TASK PROMPT:
Wherever the word "this" appears in the entries, copy the whole line.

(begin)

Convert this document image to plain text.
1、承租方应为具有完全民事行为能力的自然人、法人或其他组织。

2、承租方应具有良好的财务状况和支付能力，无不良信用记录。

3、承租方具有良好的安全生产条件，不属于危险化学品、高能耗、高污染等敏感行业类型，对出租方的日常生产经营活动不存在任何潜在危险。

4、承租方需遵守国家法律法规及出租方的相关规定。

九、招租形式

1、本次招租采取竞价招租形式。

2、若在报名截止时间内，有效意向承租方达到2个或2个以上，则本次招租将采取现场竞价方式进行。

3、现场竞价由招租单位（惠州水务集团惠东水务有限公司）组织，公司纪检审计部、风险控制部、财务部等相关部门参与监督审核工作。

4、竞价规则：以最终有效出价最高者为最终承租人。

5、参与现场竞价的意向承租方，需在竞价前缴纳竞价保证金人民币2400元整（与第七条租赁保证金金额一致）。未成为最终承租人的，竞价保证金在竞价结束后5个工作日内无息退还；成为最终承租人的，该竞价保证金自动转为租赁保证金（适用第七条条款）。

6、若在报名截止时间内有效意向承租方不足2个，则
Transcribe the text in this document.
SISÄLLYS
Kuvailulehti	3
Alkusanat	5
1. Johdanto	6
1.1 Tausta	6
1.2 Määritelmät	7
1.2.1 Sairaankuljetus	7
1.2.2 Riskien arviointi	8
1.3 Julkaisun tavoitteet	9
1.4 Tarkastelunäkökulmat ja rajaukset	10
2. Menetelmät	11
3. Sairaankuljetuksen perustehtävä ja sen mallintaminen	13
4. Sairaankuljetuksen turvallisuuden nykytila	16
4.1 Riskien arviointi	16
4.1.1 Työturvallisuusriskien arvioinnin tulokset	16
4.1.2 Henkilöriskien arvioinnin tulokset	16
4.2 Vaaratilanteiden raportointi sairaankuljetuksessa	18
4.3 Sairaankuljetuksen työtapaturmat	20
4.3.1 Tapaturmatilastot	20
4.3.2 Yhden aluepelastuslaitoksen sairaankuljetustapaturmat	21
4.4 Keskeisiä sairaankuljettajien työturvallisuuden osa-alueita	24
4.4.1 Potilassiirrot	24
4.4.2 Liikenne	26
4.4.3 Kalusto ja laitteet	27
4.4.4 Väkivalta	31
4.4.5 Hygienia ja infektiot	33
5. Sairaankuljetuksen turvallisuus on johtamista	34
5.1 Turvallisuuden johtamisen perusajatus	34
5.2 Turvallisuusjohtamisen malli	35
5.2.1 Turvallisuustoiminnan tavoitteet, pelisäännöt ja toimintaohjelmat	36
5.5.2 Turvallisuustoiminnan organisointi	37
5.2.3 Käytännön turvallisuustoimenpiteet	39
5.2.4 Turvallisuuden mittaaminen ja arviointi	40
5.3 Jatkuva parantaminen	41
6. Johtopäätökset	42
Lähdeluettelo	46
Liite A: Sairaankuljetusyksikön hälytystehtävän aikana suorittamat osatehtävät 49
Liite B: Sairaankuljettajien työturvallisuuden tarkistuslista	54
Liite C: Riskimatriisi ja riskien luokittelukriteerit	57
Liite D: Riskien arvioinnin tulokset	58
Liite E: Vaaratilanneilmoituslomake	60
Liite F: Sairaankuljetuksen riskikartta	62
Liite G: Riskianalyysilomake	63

(end)

THE RESPONSE:
Convert this document image to plain text.
Transcribe the text in this document.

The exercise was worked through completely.